[Records that describe figures]
+ + +

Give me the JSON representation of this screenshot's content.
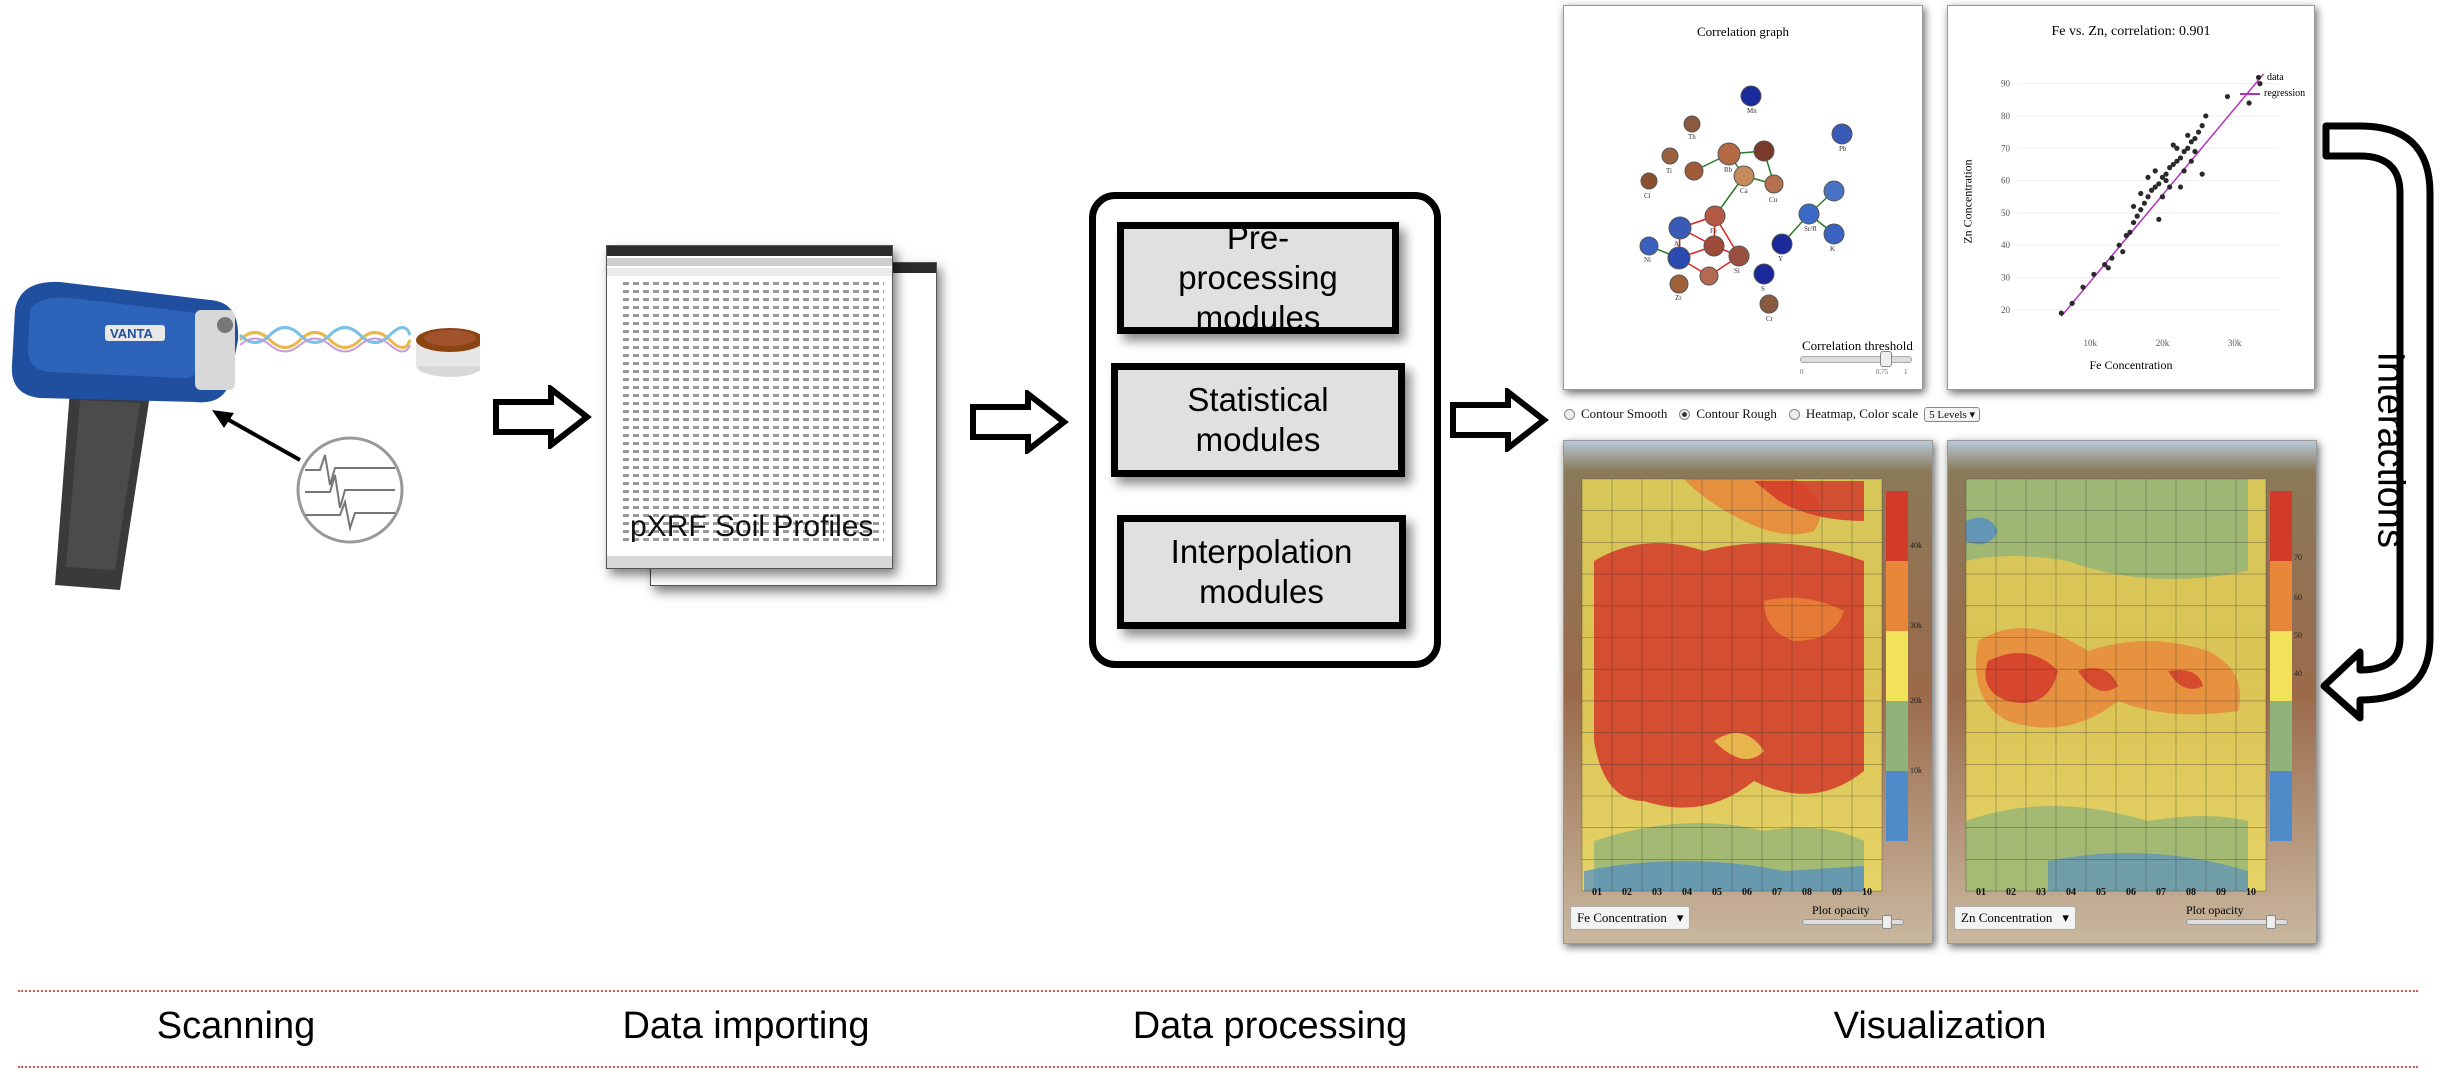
{
  "stages": {
    "scanning": "Scanning",
    "importing": "Data importing",
    "processing": "Data processing",
    "visualization": "Visualization"
  },
  "spreadsheet_caption": "pXRF Soil Profiles",
  "modules": {
    "preprocessing": "Pre-processing modules",
    "statistical": "Statistical modules",
    "interpolation": "Interpolation modules"
  },
  "interactions_label": "Interactions",
  "correlation_panel": {
    "title": "Correlation graph",
    "threshold_label": "Correlation threshold",
    "threshold_value": "0.75",
    "threshold_min": "0",
    "threshold_max": "1",
    "nodes": [
      "Mn",
      "Th",
      "Pb",
      "Rb",
      "Cu",
      "Ca",
      "Fe",
      "Sr",
      "Sr/R",
      "K",
      "Ti",
      "Al",
      "Zn",
      "Ni",
      "Cr",
      "Zr",
      "Y",
      "S",
      "Cl",
      "Si",
      "Ba"
    ]
  },
  "scatter_panel": {
    "title": "Fe vs. Zn, correlation: 0.901",
    "legend": [
      "data",
      "regression"
    ],
    "xlabel": "Fe Concentration",
    "ylabel": "Zn Concentration",
    "xticks": [
      "10k",
      "20k",
      "30k"
    ],
    "yticks": [
      "20",
      "30",
      "40",
      "50",
      "60",
      "70",
      "80",
      "90"
    ]
  },
  "chart_data": {
    "type": "scatter",
    "title": "Fe vs. Zn, correlation: 0.901",
    "xlabel": "Fe Concentration",
    "ylabel": "Zn Concentration",
    "xlim": [
      0,
      36000
    ],
    "ylim": [
      15,
      97
    ],
    "series": [
      {
        "name": "data",
        "x": [
          6000,
          7500,
          9000,
          10500,
          12000,
          13000,
          14000,
          15000,
          15500,
          16000,
          16500,
          17000,
          17500,
          18000,
          18500,
          19000,
          19500,
          20000,
          20500,
          21000,
          21500,
          22000,
          22500,
          23000,
          23500,
          24000,
          24500,
          25000,
          25500,
          26000,
          17000,
          18000,
          19000,
          20000,
          21000,
          22000,
          23000,
          24000,
          19500,
          20500,
          21500,
          22500,
          23500,
          16000,
          14500,
          12500,
          24500,
          25500,
          29000,
          32000,
          33500
        ],
        "y": [
          19,
          22,
          27,
          31,
          34,
          36,
          40,
          43,
          44,
          47,
          49,
          51,
          53,
          55,
          57,
          58,
          59,
          61,
          62,
          64,
          65,
          66,
          67,
          69,
          70,
          72,
          73,
          75,
          77,
          80,
          56,
          61,
          63,
          55,
          58,
          70,
          63,
          66,
          48,
          60,
          71,
          58,
          74,
          52,
          38,
          33,
          69,
          62,
          86,
          84,
          90
        ]
      }
    ],
    "regression": {
      "name": "regression",
      "x": [
        6000,
        34000
      ],
      "y": [
        18,
        93
      ]
    }
  },
  "radio_options": {
    "contour_smooth": "Contour Smooth",
    "contour_rough": "Contour Rough",
    "heatmap": "Heatmap, Color scale",
    "levels": "5 Levels"
  },
  "heatmap_left": {
    "element": "Fe Concentration",
    "opacity_label": "Plot opacity",
    "scale_labels": [
      "40k",
      "30k",
      "20k",
      "10k"
    ]
  },
  "heatmap_right": {
    "element": "Zn Concentration",
    "opacity_label": "Plot opacity",
    "scale_labels": [
      "70",
      "60",
      "50",
      "40"
    ]
  },
  "grid_columns": [
    "01",
    "02",
    "03",
    "04",
    "05",
    "06",
    "07",
    "08",
    "09",
    "10"
  ],
  "colors": {
    "module_fill": "#e0e0e0",
    "divider": "#e05050",
    "device_blue": "#1f4f9e",
    "heat_red": "#d23a2a",
    "heat_orange": "#e8863a",
    "heat_yellow": "#f2e25a",
    "heat_green": "#8fb37a",
    "heat_blue": "#4f8bc9"
  }
}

+ + +

Write the lines above out again exactly, without any of their pictures.

== Finished exercise ==
Give me the JSON representation of this screenshot's content.
{
  "stages": {
    "scanning": "Scanning",
    "importing": "Data importing",
    "processing": "Data processing",
    "visualization": "Visualization"
  },
  "spreadsheet_caption": "pXRF Soil Profiles",
  "modules": {
    "preprocessing": "Pre-processing modules",
    "statistical": "Statistical modules",
    "interpolation": "Interpolation modules"
  },
  "interactions_label": "Interactions",
  "correlation_panel": {
    "title": "Correlation graph",
    "threshold_label": "Correlation threshold",
    "threshold_value": "0.75",
    "threshold_min": "0",
    "threshold_max": "1",
    "nodes": [
      "Mn",
      "Th",
      "Pb",
      "Rb",
      "Cu",
      "Ca",
      "Fe",
      "Sr",
      "Sr/R",
      "K",
      "Ti",
      "Al",
      "Zn",
      "Ni",
      "Cr",
      "Zr",
      "Y",
      "S",
      "Cl",
      "Si",
      "Ba"
    ]
  },
  "scatter_panel": {
    "title": "Fe vs. Zn, correlation: 0.901",
    "legend": [
      "data",
      "regression"
    ],
    "xlabel": "Fe Concentration",
    "ylabel": "Zn Concentration",
    "xticks": [
      "10k",
      "20k",
      "30k"
    ],
    "yticks": [
      "20",
      "30",
      "40",
      "50",
      "60",
      "70",
      "80",
      "90"
    ]
  },
  "chart_data": {
    "type": "scatter",
    "title": "Fe vs. Zn, correlation: 0.901",
    "xlabel": "Fe Concentration",
    "ylabel": "Zn Concentration",
    "xlim": [
      0,
      36000
    ],
    "ylim": [
      15,
      97
    ],
    "series": [
      {
        "name": "data",
        "x": [
          6000,
          7500,
          9000,
          10500,
          12000,
          13000,
          14000,
          15000,
          15500,
          16000,
          16500,
          17000,
          17500,
          18000,
          18500,
          19000,
          19500,
          20000,
          20500,
          21000,
          21500,
          22000,
          22500,
          23000,
          23500,
          24000,
          24500,
          25000,
          25500,
          26000,
          17000,
          18000,
          19000,
          20000,
          21000,
          22000,
          23000,
          24000,
          19500,
          20500,
          21500,
          22500,
          23500,
          16000,
          14500,
          12500,
          24500,
          25500,
          29000,
          32000,
          33500
        ],
        "y": [
          19,
          22,
          27,
          31,
          34,
          36,
          40,
          43,
          44,
          47,
          49,
          51,
          53,
          55,
          57,
          58,
          59,
          61,
          62,
          64,
          65,
          66,
          67,
          69,
          70,
          72,
          73,
          75,
          77,
          80,
          56,
          61,
          63,
          55,
          58,
          70,
          63,
          66,
          48,
          60,
          71,
          58,
          74,
          52,
          38,
          33,
          69,
          62,
          86,
          84,
          90
        ]
      }
    ],
    "regression": {
      "name": "regression",
      "x": [
        6000,
        34000
      ],
      "y": [
        18,
        93
      ]
    }
  },
  "radio_options": {
    "contour_smooth": "Contour Smooth",
    "contour_rough": "Contour Rough",
    "heatmap": "Heatmap, Color scale",
    "levels": "5 Levels"
  },
  "heatmap_left": {
    "element": "Fe Concentration",
    "opacity_label": "Plot opacity",
    "scale_labels": [
      "40k",
      "30k",
      "20k",
      "10k"
    ]
  },
  "heatmap_right": {
    "element": "Zn Concentration",
    "opacity_label": "Plot opacity",
    "scale_labels": [
      "70",
      "60",
      "50",
      "40"
    ]
  },
  "grid_columns": [
    "01",
    "02",
    "03",
    "04",
    "05",
    "06",
    "07",
    "08",
    "09",
    "10"
  ],
  "colors": {
    "module_fill": "#e0e0e0",
    "divider": "#e05050",
    "device_blue": "#1f4f9e",
    "heat_red": "#d23a2a",
    "heat_orange": "#e8863a",
    "heat_yellow": "#f2e25a",
    "heat_green": "#8fb37a",
    "heat_blue": "#4f8bc9"
  }
}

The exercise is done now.